Put the item lines starting at the one containing "chartC-bar-1 bbox=[496, 1333, 577, 1456]" and ending at the one containing "chartB-y-tick-label: 0.95 bbox=[1342, 307, 1389, 334]" into a JSON list of strings, one string per line, with blank lines left out.

>> START EXTRACTED INFORMATION

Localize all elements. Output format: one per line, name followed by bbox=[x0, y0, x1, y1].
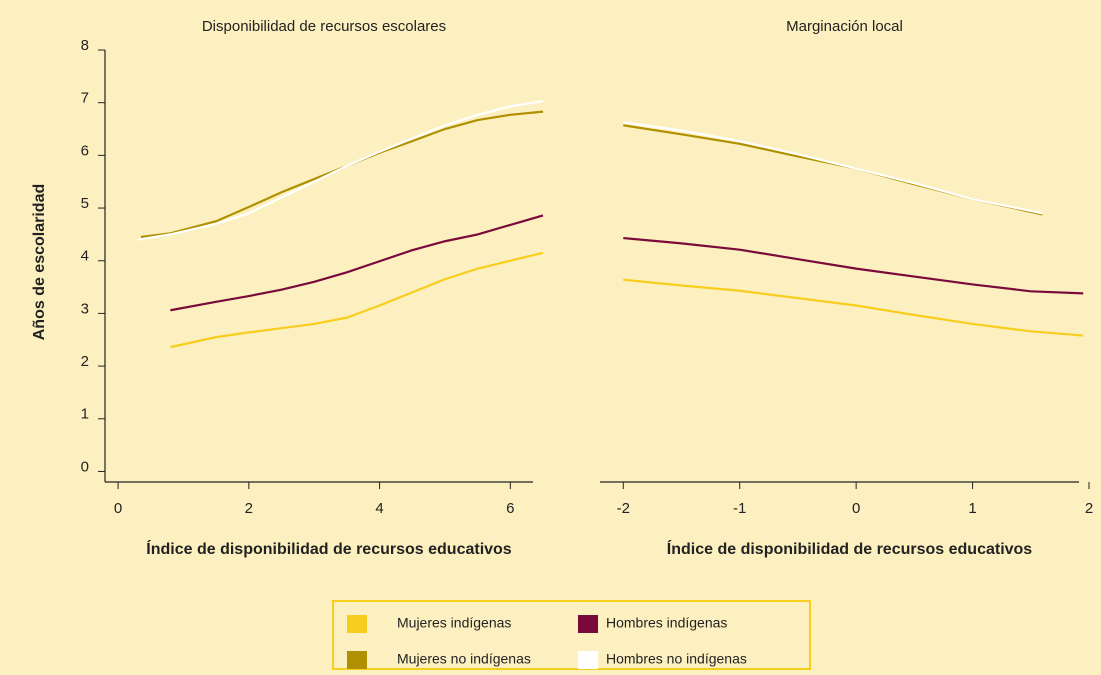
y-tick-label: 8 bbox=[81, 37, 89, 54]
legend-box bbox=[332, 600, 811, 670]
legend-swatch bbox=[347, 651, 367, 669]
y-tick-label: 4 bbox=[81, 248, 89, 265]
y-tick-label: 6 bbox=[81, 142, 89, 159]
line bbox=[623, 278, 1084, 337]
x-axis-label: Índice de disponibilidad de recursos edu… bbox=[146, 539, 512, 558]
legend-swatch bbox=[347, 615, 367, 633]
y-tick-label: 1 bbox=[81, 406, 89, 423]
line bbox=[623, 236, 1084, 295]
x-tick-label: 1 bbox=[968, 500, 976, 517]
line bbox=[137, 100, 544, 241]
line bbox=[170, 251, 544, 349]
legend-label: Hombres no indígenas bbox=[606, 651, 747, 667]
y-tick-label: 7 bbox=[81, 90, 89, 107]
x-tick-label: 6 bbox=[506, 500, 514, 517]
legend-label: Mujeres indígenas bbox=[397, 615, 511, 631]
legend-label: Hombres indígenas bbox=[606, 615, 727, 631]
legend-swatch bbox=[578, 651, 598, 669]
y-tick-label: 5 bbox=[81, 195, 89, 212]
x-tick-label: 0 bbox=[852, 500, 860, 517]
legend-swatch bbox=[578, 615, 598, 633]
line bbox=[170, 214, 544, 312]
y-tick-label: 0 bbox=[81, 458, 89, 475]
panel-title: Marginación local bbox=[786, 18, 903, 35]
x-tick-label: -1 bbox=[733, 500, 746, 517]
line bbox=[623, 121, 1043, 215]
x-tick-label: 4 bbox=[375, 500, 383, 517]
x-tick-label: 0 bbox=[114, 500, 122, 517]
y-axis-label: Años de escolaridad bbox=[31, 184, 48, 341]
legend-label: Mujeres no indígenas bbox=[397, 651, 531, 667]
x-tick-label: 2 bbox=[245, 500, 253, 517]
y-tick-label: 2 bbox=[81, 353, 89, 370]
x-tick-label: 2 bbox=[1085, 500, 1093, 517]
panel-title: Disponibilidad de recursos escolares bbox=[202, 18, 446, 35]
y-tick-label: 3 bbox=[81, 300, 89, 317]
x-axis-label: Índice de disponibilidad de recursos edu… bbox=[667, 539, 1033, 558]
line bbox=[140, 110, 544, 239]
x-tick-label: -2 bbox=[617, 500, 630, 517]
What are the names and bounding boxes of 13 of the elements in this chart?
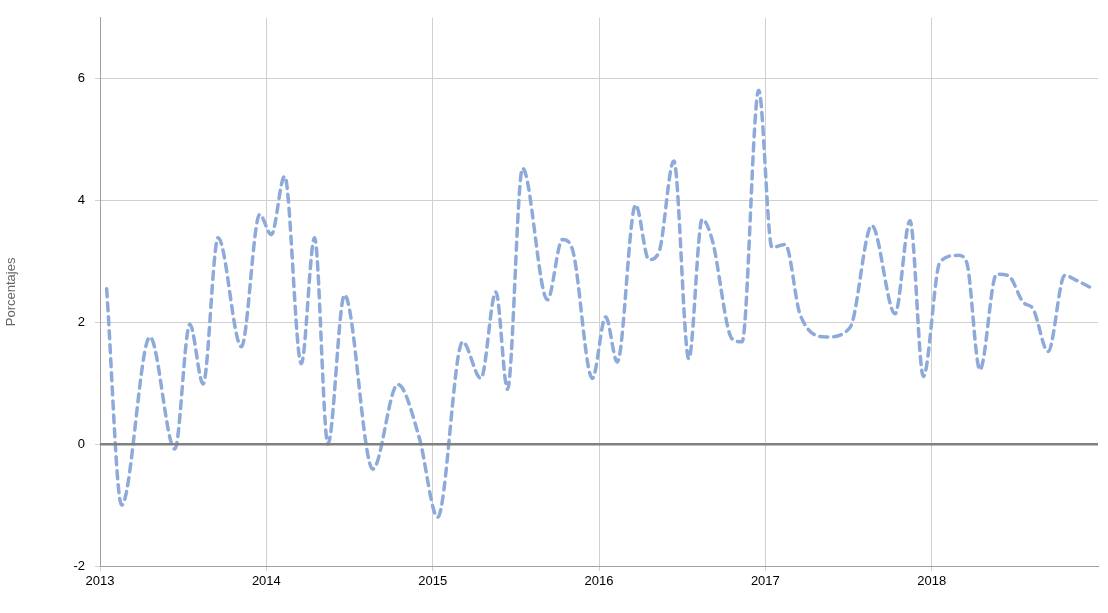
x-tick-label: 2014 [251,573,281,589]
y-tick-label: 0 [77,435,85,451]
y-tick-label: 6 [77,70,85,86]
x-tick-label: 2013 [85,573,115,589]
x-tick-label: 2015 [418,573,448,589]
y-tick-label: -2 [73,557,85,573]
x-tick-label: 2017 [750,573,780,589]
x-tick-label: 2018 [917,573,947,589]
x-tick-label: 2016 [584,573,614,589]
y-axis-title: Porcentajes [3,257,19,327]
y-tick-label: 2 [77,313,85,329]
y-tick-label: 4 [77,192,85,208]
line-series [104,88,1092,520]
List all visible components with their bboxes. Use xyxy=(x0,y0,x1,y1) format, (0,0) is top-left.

>> END EXTRACTED INFORMATION
>> START EXTRACTED INFORMATION

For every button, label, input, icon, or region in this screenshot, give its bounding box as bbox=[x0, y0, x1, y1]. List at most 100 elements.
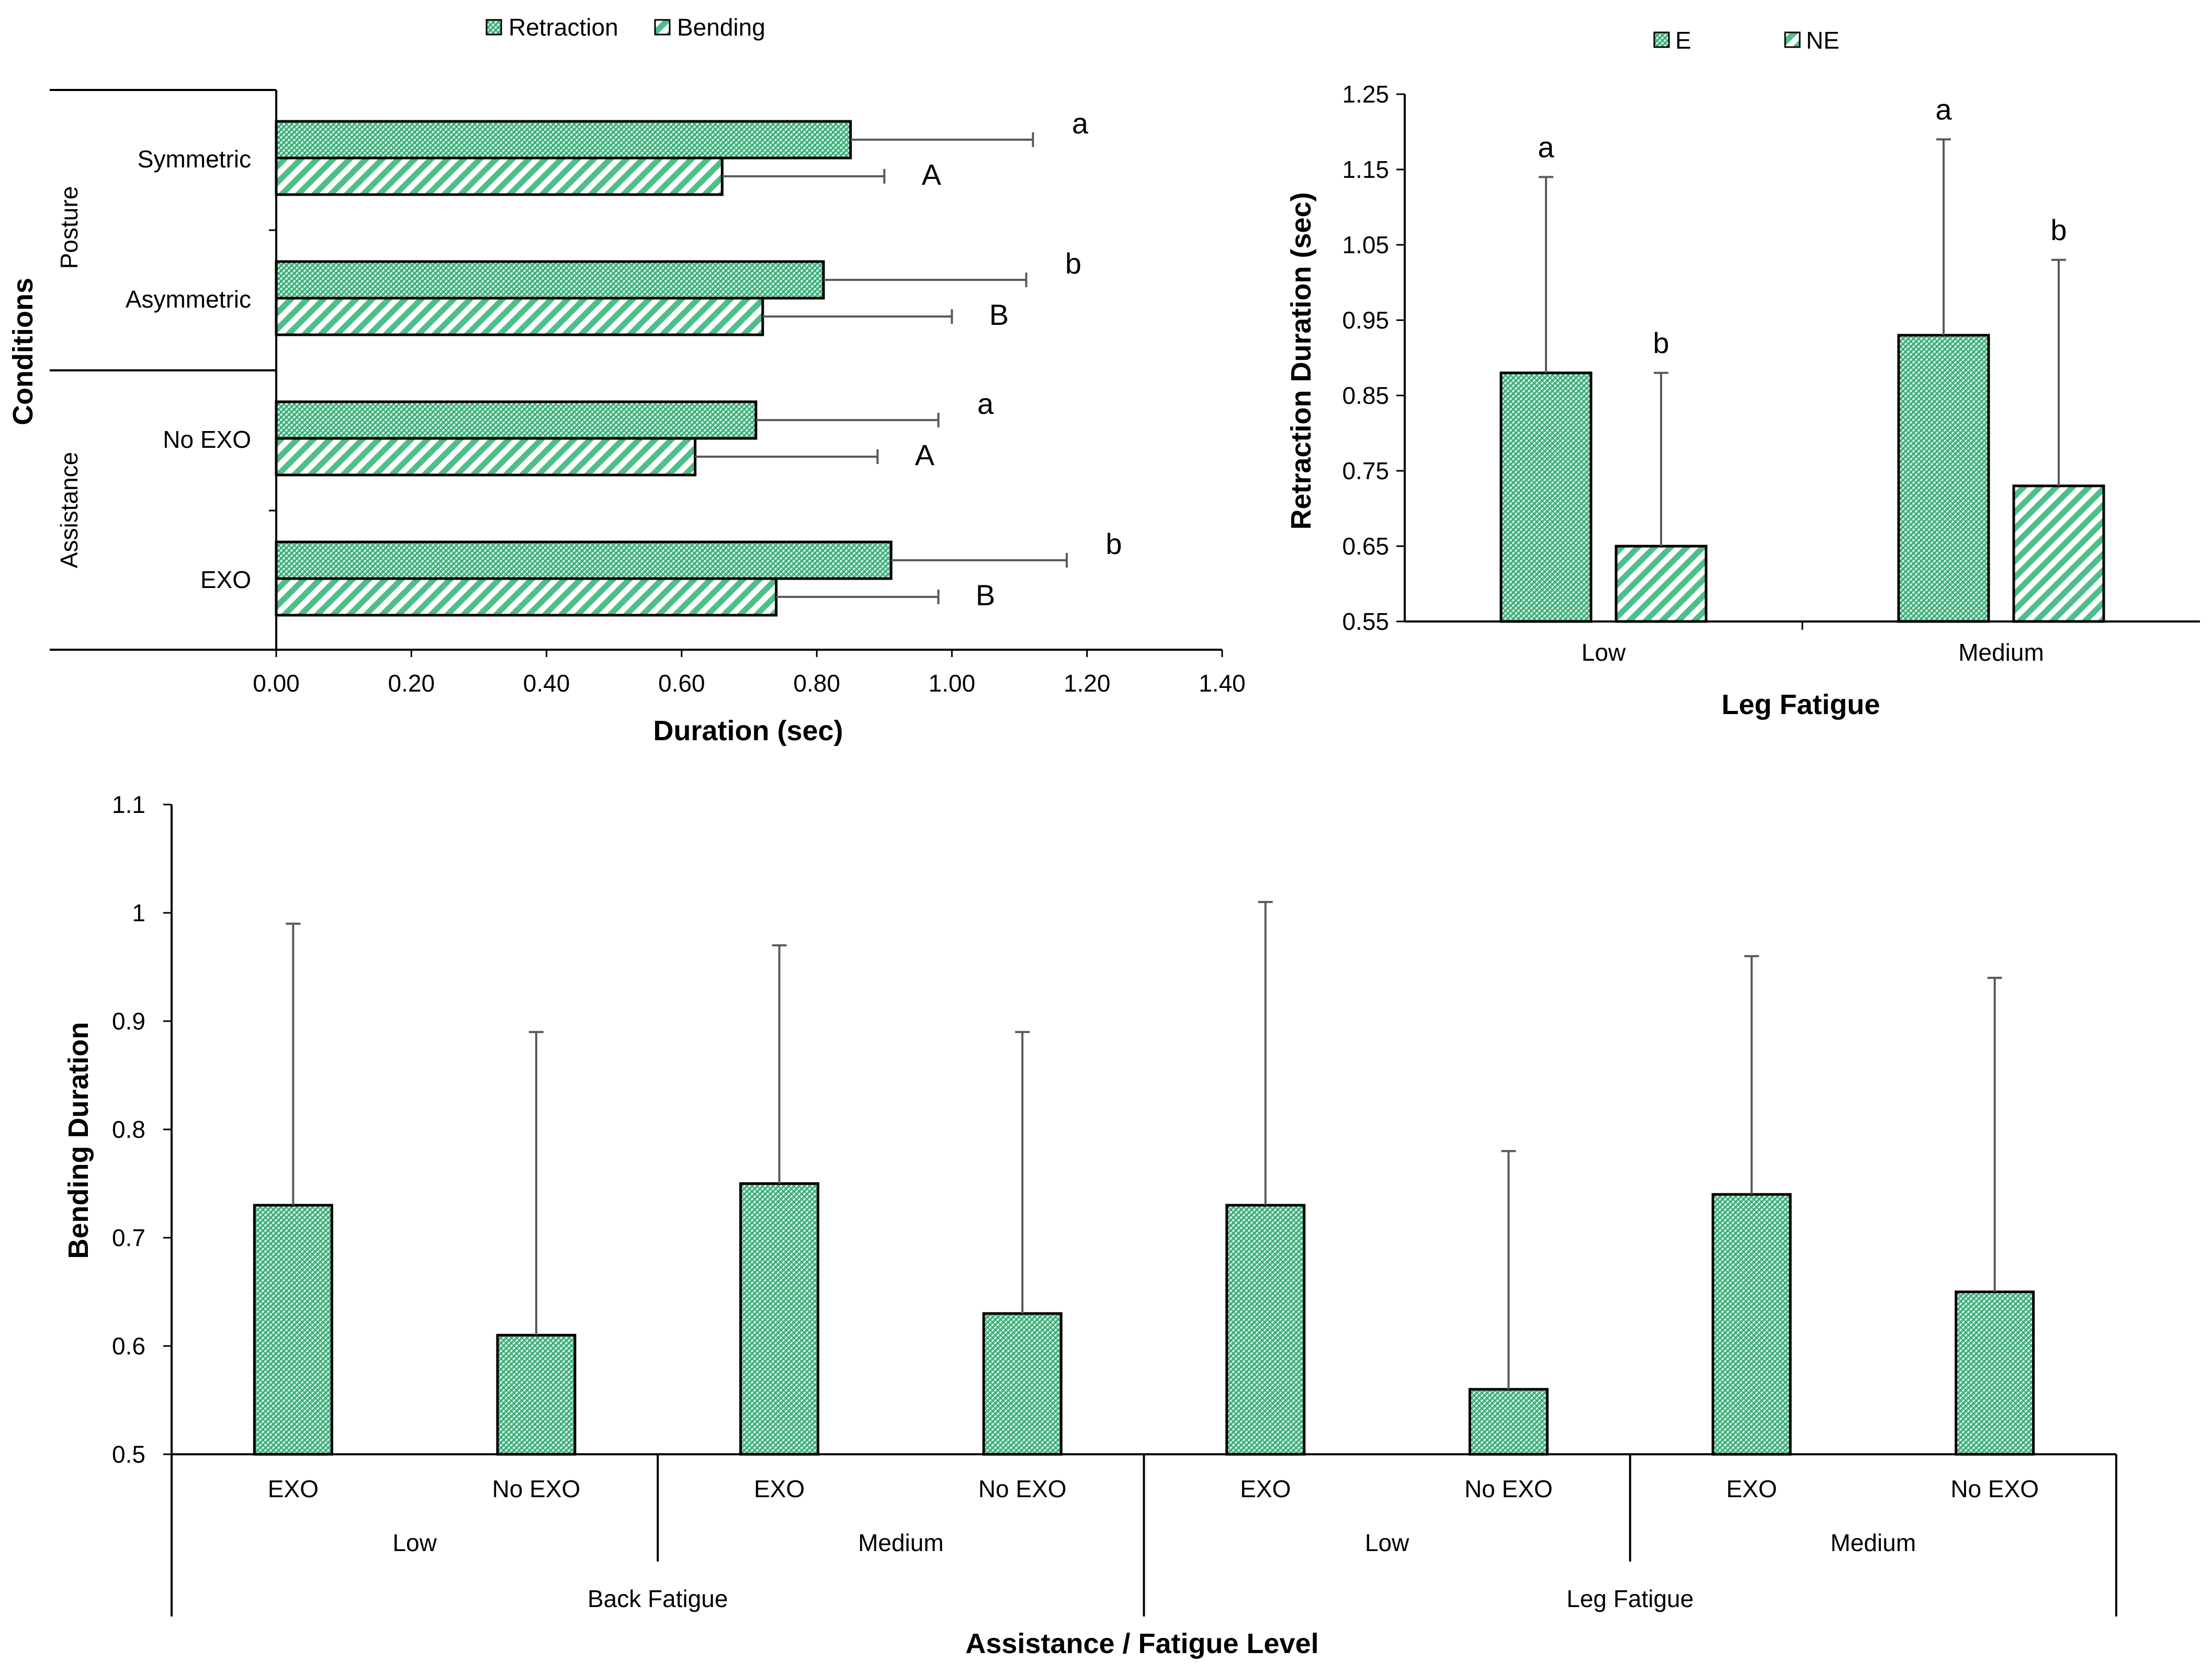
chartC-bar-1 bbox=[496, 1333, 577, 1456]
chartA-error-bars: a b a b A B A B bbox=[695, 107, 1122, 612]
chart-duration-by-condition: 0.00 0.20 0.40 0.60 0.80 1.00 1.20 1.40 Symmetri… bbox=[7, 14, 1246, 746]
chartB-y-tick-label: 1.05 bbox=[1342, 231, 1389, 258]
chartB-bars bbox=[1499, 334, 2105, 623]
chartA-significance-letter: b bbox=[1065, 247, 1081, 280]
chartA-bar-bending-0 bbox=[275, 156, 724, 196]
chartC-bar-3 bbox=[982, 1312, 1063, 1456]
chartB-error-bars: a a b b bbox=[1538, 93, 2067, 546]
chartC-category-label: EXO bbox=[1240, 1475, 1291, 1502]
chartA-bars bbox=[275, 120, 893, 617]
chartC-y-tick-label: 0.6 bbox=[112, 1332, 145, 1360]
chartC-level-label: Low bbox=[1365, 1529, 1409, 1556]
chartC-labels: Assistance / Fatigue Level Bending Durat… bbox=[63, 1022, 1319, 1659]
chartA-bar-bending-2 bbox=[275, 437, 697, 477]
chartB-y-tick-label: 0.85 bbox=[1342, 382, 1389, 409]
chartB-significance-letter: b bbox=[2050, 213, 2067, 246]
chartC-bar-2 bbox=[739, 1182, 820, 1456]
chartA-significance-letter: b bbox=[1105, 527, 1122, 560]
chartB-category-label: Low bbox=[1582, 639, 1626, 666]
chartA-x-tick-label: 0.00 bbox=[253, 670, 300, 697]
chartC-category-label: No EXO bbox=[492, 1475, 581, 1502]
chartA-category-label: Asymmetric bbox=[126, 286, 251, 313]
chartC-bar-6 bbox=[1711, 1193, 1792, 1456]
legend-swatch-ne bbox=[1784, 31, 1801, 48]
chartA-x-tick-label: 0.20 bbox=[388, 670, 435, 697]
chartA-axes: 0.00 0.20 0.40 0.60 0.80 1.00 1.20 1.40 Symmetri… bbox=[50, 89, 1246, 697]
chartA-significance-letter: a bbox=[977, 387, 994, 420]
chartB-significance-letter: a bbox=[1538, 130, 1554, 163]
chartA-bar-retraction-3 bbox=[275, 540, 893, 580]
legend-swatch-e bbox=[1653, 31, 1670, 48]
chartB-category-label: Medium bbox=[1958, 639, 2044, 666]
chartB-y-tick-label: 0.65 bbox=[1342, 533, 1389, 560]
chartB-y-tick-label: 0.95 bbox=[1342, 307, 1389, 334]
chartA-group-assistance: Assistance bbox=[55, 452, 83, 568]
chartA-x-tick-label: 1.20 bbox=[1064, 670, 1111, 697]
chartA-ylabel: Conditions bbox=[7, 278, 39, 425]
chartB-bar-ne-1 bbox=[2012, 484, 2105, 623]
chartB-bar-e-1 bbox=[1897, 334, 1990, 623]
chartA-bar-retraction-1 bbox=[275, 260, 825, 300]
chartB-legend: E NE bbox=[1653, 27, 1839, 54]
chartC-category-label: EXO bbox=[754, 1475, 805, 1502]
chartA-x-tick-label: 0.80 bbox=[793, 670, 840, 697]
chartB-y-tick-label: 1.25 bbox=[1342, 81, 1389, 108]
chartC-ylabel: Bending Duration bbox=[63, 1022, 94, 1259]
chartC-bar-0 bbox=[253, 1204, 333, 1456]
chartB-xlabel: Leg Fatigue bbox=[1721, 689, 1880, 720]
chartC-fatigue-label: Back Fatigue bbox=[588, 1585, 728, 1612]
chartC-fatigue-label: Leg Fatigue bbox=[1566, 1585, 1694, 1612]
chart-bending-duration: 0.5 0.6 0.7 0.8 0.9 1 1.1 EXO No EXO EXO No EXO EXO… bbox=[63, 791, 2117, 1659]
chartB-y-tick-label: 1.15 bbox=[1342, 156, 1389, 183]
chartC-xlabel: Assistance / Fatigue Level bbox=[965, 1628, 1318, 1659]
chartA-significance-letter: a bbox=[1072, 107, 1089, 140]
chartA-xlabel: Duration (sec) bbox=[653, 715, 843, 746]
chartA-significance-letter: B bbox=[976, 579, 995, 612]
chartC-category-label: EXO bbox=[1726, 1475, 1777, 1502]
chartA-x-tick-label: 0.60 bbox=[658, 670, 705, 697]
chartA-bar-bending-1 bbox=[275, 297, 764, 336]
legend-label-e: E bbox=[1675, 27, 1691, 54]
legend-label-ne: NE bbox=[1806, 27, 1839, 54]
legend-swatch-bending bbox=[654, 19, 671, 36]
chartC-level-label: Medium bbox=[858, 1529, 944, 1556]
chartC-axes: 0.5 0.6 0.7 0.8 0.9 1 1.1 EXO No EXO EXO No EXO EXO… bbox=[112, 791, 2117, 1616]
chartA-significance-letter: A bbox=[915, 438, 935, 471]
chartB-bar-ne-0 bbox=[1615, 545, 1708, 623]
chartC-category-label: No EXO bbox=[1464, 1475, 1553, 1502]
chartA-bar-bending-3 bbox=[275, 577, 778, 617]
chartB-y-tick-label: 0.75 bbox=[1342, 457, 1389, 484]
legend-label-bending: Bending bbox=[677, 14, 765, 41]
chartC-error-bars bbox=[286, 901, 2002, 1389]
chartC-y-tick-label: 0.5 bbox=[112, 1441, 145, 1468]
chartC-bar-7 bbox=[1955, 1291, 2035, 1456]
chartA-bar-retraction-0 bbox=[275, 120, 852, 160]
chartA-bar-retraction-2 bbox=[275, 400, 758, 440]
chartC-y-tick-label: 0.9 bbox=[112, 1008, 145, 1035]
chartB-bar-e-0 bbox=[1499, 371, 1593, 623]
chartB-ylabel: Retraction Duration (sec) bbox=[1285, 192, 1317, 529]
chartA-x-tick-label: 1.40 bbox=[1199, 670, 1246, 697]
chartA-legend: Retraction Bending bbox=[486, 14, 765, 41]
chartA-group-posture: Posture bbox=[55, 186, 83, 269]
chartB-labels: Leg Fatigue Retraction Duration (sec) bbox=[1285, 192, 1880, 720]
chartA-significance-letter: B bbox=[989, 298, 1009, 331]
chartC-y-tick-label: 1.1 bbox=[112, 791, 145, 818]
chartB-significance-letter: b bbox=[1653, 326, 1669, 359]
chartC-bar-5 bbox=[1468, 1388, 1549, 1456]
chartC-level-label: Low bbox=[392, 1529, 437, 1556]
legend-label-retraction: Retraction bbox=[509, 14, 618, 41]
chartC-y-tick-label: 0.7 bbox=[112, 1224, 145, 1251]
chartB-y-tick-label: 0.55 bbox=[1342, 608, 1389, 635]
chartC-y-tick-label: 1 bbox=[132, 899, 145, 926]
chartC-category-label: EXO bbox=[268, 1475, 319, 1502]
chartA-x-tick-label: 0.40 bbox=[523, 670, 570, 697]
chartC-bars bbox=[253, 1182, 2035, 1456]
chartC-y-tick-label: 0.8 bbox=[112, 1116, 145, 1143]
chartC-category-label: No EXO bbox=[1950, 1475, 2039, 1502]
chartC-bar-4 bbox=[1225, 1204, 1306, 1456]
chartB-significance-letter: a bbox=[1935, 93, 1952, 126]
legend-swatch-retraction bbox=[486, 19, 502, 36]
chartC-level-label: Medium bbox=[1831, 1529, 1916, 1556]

>> END EXTRACTED INFORMATION

• _SOLUTION TO THE PROBLEM_:
[
  "chartC-bar-1 bbox=[496, 1333, 577, 1456]",
  "chartA-error-bars: a b a b A B A B bbox=[695, 107, 1122, 612]",
  "chart-duration-by-condition: 0.00 0.20 0.40 0.60 0.80 1.00 1.20 1.40 Symmetri… bbox=[7, 14, 1246, 746]",
  "chartB-y-tick-label: 1.05 bbox=[1342, 231, 1389, 258]",
  "chartB-bars bbox=[1499, 334, 2105, 623]",
  "chartA-significance-letter: b bbox=[1065, 247, 1081, 280]",
  "chartA-bar-bending-0 bbox=[275, 156, 724, 196]",
  "chartC-bar-3 bbox=[982, 1312, 1063, 1456]",
  "chartB-error-bars: a a b b bbox=[1538, 93, 2067, 546]",
  "chartC-category-label: EXO bbox=[1240, 1475, 1291, 1502]",
  "chartA-bars bbox=[275, 120, 893, 617]",
  "chartC-y-tick-label: 0.6 bbox=[112, 1332, 145, 1360]",
  "chartC-level-label: Low bbox=[1365, 1529, 1409, 1556]",
  "chartC-labels: Assistance / Fatigue Level Bending Durat… bbox=[63, 1022, 1319, 1659]",
  "chartA-bar-bending-2 bbox=[275, 437, 697, 477]",
  "chartB-y-tick-label: 0.85 bbox=[1342, 382, 1389, 409]",
  "chartB-significance-letter: b bbox=[2050, 213, 2067, 246]",
  "chartC-bar-2 bbox=[739, 1182, 820, 1456]",
  "chartA-significance-letter: b bbox=[1105, 527, 1122, 560]",
  "chartB-category-label: Low bbox=[1582, 639, 1626, 666]",
  "chartA-x-tick-label: 0.00 bbox=[253, 670, 300, 697]",
  "chartC-category-label: No EXO bbox=[492, 1475, 581, 1502]",
  "chartA-category-label: Asymmetric bbox=[126, 286, 251, 313]",
  "chartC-bar-6 bbox=[1711, 1193, 1792, 1456]",
  "legend-swatch-ne bbox=[1784, 31, 1801, 48]",
  "chartA-x-tick-label: 0.20 bbox=[388, 670, 435, 697]",
  "chartA-axes: 0.00 0.20 0.40 0.60 0.80 1.00 1.20 1.40 Symmetri… bbox=[50, 89, 1246, 697]",
  "chartA-significance-letter: a bbox=[977, 387, 994, 420]",
  "chartB-significance-letter: a bbox=[1538, 130, 1554, 163]",
  "chartA-bar-retraction-3 bbox=[275, 540, 893, 580]",
  "legend-swatch-e bbox=[1653, 31, 1670, 48]",
  "chartB-category-label: Medium bbox=[1958, 639, 2044, 666]",
  "chartB-y-tick-label: 0.65 bbox=[1342, 533, 1389, 560]",
  "chartB-y-tick-label: 0.95 bbox=[1342, 307, 1389, 334]"
]